» **EXERCISE DESCRIPTION**
Check each line of the listing below for the string "homes", and give only how many lines hold it.

Dataset items
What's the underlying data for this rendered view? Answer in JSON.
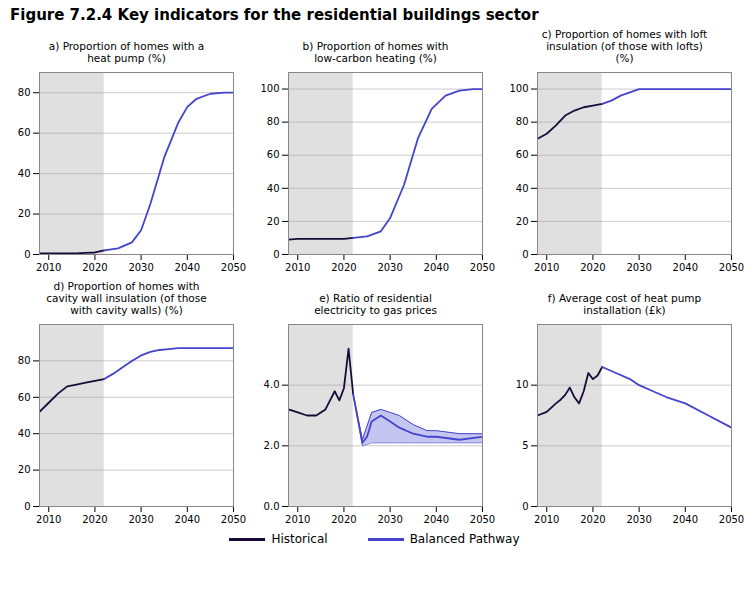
{
  "title": "Figure 7.2.4 Key indicators for the residential buildings sector",
  "legend": "bottom",
  "chart_data": [
    {
      "type": "line",
      "title": "a) Proportion of homes with a\nheat pump (%)",
      "xlim": [
        2008,
        2050
      ],
      "xticks": [
        2010,
        2020,
        2030,
        2040,
        2050
      ],
      "ylim": [
        0,
        90
      ],
      "yticks": [
        0,
        20,
        40,
        60,
        80
      ],
      "grid": true,
      "span": {
        "x": [
          2008,
          2022
        ],
        "color": "#e0e0e0"
      },
      "series": [
        {
          "name": "Historical",
          "color": "#1a0a3a",
          "x": [
            2008,
            2010,
            2012,
            2014,
            2016,
            2018,
            2020,
            2022
          ],
          "values": [
            0.5,
            0.5,
            0.5,
            0.5,
            0.5,
            0.8,
            1.0,
            2.0
          ]
        },
        {
          "name": "Balanced Pathway",
          "color": "#4444cc",
          "x": [
            2022,
            2025,
            2028,
            2030,
            2032,
            2035,
            2038,
            2040,
            2042,
            2045,
            2048,
            2050
          ],
          "values": [
            2.0,
            3.0,
            6.0,
            12.0,
            25.0,
            48.0,
            65.0,
            73.0,
            77.0,
            79.5,
            80.0,
            80.0
          ]
        }
      ]
    },
    {
      "type": "line",
      "title": "b) Proportion of homes with\nlow-carbon heating (%)",
      "xlim": [
        2008,
        2050
      ],
      "xticks": [
        2010,
        2020,
        2030,
        2040,
        2050
      ],
      "ylim": [
        0,
        110
      ],
      "yticks": [
        0,
        20,
        40,
        60,
        80,
        100
      ],
      "grid": true,
      "span": {
        "x": [
          2008,
          2022
        ],
        "color": "#e0e0e0"
      },
      "series": [
        {
          "name": "Historical",
          "color": "#1a0a3a",
          "x": [
            2008,
            2010,
            2012,
            2014,
            2016,
            2018,
            2020,
            2022
          ],
          "values": [
            9.0,
            9.5,
            9.5,
            9.5,
            9.5,
            9.5,
            9.5,
            10.0
          ]
        },
        {
          "name": "Balanced Pathway",
          "color": "#4444cc",
          "x": [
            2022,
            2025,
            2028,
            2030,
            2033,
            2036,
            2039,
            2042,
            2045,
            2048,
            2050
          ],
          "values": [
            10.0,
            11.0,
            14.0,
            22.0,
            42.0,
            70.0,
            88.0,
            96.0,
            99.0,
            100.0,
            100.0
          ]
        }
      ]
    },
    {
      "type": "line",
      "title": "c) Proportion of homes with loft\ninsulation (of those with lofts)\n(%)",
      "xlim": [
        2008,
        2050
      ],
      "xticks": [
        2010,
        2020,
        2030,
        2040,
        2050
      ],
      "ylim": [
        0,
        110
      ],
      "yticks": [
        0,
        20,
        40,
        60,
        80,
        100
      ],
      "grid": true,
      "span": {
        "x": [
          2008,
          2022
        ],
        "color": "#e0e0e0"
      },
      "series": [
        {
          "name": "Historical",
          "color": "#1a0a3a",
          "x": [
            2008,
            2010,
            2012,
            2014,
            2016,
            2018,
            2020,
            2022
          ],
          "values": [
            70.0,
            73.0,
            78.0,
            84.0,
            87.0,
            89.0,
            90.0,
            91.0
          ]
        },
        {
          "name": "Balanced Pathway",
          "color": "#4444cc",
          "x": [
            2022,
            2024,
            2026,
            2028,
            2030,
            2035,
            2040,
            2045,
            2050
          ],
          "values": [
            91.0,
            93.0,
            96.0,
            98.0,
            100.0,
            100.0,
            100.0,
            100.0,
            100.0
          ]
        }
      ]
    },
    {
      "type": "line",
      "title": "d) Proportion of homes with\ncavity wall insulation (of those\nwith cavity walls) (%)",
      "xlim": [
        2008,
        2050
      ],
      "xticks": [
        2010,
        2020,
        2030,
        2040,
        2050
      ],
      "ylim": [
        0,
        100
      ],
      "yticks": [
        0,
        20,
        40,
        60,
        80
      ],
      "grid": true,
      "span": {
        "x": [
          2008,
          2022
        ],
        "color": "#e0e0e0"
      },
      "series": [
        {
          "name": "Historical",
          "color": "#1a0a3a",
          "x": [
            2008,
            2010,
            2012,
            2014,
            2016,
            2018,
            2020,
            2022
          ],
          "values": [
            52.0,
            57.0,
            62.0,
            66.0,
            67.0,
            68.0,
            69.0,
            70.0
          ]
        },
        {
          "name": "Balanced Pathway",
          "color": "#4444cc",
          "x": [
            2022,
            2024,
            2026,
            2028,
            2030,
            2032,
            2034,
            2036,
            2038,
            2040,
            2045,
            2050
          ],
          "values": [
            70.0,
            73.0,
            76.5,
            80.0,
            83.0,
            85.0,
            86.0,
            86.5,
            87.0,
            87.0,
            87.0,
            87.0
          ]
        }
      ]
    },
    {
      "type": "line",
      "title": "e) Ratio of residential\nelectricity to gas prices",
      "xlim": [
        2008,
        2050
      ],
      "xticks": [
        2010,
        2020,
        2030,
        2040,
        2050
      ],
      "ylim": [
        0,
        6
      ],
      "yticks": [
        0,
        2,
        4
      ],
      "grid": true,
      "span": {
        "x": [
          2008,
          2022
        ],
        "color": "#e0e0e0"
      },
      "series": [
        {
          "name": "Historical",
          "color": "#1a0a3a",
          "x": [
            2008,
            2010,
            2012,
            2014,
            2016,
            2017,
            2018,
            2019,
            2020,
            2021,
            2022
          ],
          "values": [
            3.2,
            3.1,
            3.0,
            3.0,
            3.2,
            3.5,
            3.8,
            3.5,
            3.9,
            5.2,
            3.7
          ]
        },
        {
          "name": "Balanced Pathway",
          "color": "#4444cc",
          "x": [
            2022,
            2024,
            2025,
            2026,
            2028,
            2030,
            2032,
            2035,
            2038,
            2040,
            2045,
            2050
          ],
          "values": [
            3.7,
            2.1,
            2.3,
            2.8,
            3.0,
            2.8,
            2.6,
            2.4,
            2.3,
            2.3,
            2.2,
            2.3
          ]
        }
      ],
      "band": {
        "color": "#bbbbee",
        "x": [
          2022,
          2024,
          2026,
          2028,
          2030,
          2032,
          2035,
          2038,
          2040,
          2045,
          2050
        ],
        "upper": [
          3.7,
          2.2,
          3.1,
          3.2,
          3.1,
          3.0,
          2.7,
          2.5,
          2.5,
          2.4,
          2.4
        ],
        "lower": [
          3.7,
          2.0,
          2.1,
          2.1,
          2.1,
          2.1,
          2.1,
          2.1,
          2.1,
          2.1,
          2.1
        ]
      }
    },
    {
      "type": "line",
      "title": "f) Average cost of heat pump\ninstallation (£k)",
      "xlim": [
        2008,
        2050
      ],
      "xticks": [
        2010,
        2020,
        2030,
        2040,
        2050
      ],
      "ylim": [
        0,
        15
      ],
      "yticks": [
        0,
        5,
        10
      ],
      "grid": true,
      "span": {
        "x": [
          2008,
          2022
        ],
        "color": "#e0e0e0"
      },
      "series": [
        {
          "name": "Historical",
          "color": "#1a0a3a",
          "x": [
            2008,
            2010,
            2012,
            2013,
            2014,
            2015,
            2016,
            2017,
            2018,
            2019,
            2020,
            2021,
            2022
          ],
          "values": [
            7.5,
            7.8,
            8.5,
            8.8,
            9.2,
            9.8,
            9.0,
            8.5,
            9.5,
            11.0,
            10.5,
            10.8,
            11.5
          ]
        },
        {
          "name": "Balanced Pathway",
          "color": "#4444cc",
          "x": [
            2022,
            2025,
            2028,
            2030,
            2033,
            2036,
            2040,
            2045,
            2050
          ],
          "values": [
            11.5,
            11.0,
            10.5,
            10.0,
            9.5,
            9.0,
            8.5,
            7.5,
            6.5
          ]
        }
      ]
    }
  ]
}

» **SOLUTION BELOW**
4